## Your task
Which lines include the word "Dewpoint"? Copy each of them.

## Data to process
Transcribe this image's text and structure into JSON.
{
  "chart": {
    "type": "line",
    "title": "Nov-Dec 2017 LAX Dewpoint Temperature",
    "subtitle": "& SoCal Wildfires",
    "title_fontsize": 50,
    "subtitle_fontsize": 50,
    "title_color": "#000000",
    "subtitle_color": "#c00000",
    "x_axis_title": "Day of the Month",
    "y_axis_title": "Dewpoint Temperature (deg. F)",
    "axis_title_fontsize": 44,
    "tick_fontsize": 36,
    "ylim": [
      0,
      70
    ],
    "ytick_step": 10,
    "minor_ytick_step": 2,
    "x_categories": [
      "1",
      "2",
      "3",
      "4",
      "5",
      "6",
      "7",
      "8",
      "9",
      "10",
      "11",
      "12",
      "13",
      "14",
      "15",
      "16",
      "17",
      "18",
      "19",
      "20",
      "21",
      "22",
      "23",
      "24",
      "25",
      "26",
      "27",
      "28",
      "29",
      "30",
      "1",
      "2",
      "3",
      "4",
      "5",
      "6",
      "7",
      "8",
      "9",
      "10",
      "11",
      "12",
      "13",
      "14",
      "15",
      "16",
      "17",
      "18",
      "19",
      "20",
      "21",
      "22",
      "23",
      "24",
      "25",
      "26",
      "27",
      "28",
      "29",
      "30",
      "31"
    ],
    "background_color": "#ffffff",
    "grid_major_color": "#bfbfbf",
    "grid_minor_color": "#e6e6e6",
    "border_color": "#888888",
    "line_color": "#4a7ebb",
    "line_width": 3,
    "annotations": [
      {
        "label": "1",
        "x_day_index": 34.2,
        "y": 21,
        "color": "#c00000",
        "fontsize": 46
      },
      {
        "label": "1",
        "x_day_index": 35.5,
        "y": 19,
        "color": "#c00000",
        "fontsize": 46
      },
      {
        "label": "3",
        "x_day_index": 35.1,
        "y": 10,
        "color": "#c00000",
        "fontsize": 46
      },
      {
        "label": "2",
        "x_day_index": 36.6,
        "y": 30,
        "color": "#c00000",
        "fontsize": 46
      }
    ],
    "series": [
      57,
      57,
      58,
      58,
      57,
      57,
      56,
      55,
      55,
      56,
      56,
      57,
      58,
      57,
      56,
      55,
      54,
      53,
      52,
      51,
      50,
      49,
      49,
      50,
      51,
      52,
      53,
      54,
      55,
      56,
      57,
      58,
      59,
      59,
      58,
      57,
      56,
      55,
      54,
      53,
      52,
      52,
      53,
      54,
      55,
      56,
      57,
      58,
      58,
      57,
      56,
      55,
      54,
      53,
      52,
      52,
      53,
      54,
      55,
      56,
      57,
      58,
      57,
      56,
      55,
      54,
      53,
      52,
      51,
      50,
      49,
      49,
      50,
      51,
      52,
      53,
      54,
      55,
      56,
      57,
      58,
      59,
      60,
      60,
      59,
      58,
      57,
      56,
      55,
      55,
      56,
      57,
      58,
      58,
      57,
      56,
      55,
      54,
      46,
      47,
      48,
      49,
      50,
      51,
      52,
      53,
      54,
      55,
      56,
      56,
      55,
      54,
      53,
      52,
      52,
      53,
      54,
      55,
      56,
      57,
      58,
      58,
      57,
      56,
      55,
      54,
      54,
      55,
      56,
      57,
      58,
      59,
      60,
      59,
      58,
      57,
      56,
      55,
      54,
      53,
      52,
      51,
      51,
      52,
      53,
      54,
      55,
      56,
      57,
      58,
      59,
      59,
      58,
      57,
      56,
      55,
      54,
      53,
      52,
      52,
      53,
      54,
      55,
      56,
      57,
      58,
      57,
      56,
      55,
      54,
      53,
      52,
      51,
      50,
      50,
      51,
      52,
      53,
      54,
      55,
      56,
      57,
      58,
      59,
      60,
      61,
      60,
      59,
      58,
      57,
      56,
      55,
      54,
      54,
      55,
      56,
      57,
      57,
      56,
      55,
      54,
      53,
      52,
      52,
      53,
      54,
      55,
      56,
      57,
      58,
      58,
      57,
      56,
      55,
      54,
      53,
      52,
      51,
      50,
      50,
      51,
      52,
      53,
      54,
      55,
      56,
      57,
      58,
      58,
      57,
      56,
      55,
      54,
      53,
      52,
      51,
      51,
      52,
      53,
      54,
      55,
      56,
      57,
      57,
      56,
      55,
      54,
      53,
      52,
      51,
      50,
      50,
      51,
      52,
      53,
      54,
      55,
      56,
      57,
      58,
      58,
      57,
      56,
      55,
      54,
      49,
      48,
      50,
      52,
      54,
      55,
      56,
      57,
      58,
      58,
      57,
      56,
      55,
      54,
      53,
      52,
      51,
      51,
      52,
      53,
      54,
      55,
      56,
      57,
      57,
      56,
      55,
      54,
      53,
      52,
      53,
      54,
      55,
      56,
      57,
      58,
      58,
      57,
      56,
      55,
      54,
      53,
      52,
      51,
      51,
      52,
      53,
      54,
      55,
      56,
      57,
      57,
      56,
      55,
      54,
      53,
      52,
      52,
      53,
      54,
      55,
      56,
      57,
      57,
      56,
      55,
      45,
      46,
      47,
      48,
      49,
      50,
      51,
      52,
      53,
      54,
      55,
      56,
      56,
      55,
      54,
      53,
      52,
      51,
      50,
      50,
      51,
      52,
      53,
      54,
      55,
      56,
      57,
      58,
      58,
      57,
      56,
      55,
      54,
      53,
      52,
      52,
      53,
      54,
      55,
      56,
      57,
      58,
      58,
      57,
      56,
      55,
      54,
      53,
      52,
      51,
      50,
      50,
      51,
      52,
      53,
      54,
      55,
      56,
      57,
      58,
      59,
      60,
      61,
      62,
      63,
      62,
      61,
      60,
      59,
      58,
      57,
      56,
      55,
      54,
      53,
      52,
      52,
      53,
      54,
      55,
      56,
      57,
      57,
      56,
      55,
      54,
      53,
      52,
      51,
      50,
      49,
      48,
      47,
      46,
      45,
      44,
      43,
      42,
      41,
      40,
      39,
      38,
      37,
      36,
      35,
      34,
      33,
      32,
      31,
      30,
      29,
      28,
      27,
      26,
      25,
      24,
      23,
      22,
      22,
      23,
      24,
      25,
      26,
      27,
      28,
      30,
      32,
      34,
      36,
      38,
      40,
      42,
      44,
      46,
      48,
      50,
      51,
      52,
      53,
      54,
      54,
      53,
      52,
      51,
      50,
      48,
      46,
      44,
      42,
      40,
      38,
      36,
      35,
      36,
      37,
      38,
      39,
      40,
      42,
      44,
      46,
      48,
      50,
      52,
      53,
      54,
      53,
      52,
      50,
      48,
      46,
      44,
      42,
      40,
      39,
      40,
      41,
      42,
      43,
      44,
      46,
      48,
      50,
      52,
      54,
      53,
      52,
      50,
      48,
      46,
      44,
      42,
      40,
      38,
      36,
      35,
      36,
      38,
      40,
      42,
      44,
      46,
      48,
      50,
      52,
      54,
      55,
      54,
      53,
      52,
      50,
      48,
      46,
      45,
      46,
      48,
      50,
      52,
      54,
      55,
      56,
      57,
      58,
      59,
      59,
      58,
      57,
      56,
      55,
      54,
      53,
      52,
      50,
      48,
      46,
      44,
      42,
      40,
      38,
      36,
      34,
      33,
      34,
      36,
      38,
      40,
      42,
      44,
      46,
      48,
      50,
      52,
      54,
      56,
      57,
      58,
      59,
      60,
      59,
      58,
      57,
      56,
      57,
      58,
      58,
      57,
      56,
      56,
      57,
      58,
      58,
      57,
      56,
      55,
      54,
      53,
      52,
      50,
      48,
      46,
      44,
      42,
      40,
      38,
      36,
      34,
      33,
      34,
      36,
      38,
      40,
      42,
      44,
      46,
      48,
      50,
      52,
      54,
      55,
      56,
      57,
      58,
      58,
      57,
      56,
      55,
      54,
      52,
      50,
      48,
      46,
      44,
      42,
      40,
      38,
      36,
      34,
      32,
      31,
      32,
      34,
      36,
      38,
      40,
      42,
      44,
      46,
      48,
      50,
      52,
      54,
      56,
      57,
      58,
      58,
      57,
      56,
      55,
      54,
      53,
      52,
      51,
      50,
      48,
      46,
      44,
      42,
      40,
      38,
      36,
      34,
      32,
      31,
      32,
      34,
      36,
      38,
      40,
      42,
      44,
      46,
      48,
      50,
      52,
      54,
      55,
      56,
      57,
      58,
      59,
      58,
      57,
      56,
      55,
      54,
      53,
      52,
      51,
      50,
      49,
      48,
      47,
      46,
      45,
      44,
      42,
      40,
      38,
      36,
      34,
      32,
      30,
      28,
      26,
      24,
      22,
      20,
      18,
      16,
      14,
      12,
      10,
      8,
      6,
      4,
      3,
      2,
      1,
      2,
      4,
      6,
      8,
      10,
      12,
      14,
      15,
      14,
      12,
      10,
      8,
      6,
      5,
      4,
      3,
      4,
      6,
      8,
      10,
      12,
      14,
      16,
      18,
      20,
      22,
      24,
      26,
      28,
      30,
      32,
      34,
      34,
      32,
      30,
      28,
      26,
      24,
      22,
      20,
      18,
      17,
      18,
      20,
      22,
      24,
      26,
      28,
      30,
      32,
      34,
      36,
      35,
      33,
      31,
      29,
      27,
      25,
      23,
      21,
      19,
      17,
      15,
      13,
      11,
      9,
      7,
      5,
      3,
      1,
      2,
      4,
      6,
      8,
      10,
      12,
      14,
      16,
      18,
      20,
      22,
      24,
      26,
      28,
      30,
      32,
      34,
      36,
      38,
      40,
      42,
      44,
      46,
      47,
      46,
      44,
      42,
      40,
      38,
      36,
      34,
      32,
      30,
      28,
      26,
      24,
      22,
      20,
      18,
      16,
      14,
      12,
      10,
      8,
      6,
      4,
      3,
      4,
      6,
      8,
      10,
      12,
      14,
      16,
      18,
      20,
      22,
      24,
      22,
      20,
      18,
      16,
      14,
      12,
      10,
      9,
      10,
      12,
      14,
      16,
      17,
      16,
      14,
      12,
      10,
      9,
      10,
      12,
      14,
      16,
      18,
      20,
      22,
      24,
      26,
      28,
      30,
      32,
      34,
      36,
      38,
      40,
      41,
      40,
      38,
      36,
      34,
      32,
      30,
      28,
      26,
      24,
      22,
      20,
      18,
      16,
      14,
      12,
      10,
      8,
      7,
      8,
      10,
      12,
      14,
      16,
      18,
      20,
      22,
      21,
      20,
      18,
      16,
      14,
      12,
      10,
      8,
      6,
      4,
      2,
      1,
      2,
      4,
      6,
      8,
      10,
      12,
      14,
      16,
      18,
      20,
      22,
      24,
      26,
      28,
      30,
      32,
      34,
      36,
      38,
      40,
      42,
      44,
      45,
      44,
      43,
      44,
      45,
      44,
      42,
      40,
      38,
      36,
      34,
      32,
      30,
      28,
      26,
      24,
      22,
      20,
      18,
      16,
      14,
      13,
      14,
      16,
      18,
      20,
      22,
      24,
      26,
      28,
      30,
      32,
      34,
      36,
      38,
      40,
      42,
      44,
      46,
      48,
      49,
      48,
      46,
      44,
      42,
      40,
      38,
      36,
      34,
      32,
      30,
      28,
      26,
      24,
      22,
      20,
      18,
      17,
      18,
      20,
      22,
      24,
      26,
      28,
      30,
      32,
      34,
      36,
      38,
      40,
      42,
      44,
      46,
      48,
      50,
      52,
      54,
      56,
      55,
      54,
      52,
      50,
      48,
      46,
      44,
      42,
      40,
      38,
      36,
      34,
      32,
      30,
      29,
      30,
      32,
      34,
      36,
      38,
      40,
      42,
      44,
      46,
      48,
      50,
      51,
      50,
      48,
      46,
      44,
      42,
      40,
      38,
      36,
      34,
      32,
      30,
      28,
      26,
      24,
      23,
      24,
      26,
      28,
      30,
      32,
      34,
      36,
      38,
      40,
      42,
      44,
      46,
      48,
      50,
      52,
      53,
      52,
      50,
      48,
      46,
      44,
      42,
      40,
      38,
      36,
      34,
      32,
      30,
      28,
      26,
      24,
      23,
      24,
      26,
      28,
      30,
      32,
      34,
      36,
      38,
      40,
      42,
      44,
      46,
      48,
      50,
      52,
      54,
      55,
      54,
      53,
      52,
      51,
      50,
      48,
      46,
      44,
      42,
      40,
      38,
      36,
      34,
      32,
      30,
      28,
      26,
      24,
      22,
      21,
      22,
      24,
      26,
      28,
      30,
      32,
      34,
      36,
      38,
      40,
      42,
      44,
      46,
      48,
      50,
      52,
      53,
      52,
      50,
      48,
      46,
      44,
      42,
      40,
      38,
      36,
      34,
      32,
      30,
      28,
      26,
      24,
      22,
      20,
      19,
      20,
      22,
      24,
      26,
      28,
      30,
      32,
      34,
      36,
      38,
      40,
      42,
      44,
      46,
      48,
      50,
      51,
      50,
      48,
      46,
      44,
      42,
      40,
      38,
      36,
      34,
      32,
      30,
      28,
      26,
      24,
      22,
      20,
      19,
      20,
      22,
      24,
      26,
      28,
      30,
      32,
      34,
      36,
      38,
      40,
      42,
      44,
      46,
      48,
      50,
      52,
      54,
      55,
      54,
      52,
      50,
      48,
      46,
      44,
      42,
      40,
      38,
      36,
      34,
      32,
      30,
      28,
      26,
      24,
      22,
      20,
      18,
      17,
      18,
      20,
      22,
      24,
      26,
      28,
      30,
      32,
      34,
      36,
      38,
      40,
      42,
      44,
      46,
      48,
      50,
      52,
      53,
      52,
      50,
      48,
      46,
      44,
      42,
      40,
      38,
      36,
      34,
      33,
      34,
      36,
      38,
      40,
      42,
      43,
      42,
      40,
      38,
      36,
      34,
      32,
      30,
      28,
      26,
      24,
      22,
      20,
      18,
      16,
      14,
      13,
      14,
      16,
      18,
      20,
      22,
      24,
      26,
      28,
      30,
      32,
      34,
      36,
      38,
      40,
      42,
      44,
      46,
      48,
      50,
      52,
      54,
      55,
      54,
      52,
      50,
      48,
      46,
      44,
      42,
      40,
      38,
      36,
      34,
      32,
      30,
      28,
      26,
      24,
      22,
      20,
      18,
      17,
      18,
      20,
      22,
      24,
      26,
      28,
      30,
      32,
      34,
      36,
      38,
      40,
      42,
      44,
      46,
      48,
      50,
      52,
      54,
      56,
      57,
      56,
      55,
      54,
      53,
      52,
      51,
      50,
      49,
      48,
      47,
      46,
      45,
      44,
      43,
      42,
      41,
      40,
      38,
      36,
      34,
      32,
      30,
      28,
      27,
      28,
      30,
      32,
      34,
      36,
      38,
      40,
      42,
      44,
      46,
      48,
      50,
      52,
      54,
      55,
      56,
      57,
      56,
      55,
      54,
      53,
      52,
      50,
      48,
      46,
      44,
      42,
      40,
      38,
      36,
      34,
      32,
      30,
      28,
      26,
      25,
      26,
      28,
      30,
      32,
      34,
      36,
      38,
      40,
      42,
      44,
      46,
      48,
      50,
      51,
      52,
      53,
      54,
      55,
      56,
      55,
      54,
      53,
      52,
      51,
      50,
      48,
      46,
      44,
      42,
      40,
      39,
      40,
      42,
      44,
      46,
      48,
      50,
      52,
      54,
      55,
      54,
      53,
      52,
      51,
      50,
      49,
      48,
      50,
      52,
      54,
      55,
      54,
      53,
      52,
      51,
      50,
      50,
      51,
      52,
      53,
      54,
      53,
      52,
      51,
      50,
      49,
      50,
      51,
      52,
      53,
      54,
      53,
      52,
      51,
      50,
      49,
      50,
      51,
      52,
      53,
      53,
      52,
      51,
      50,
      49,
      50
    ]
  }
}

## Response to the task
    "title": "Nov-Dec 2017 LAX Dewpoint Temperature",
    "y_axis_title": "Dewpoint Temperature (deg. F)",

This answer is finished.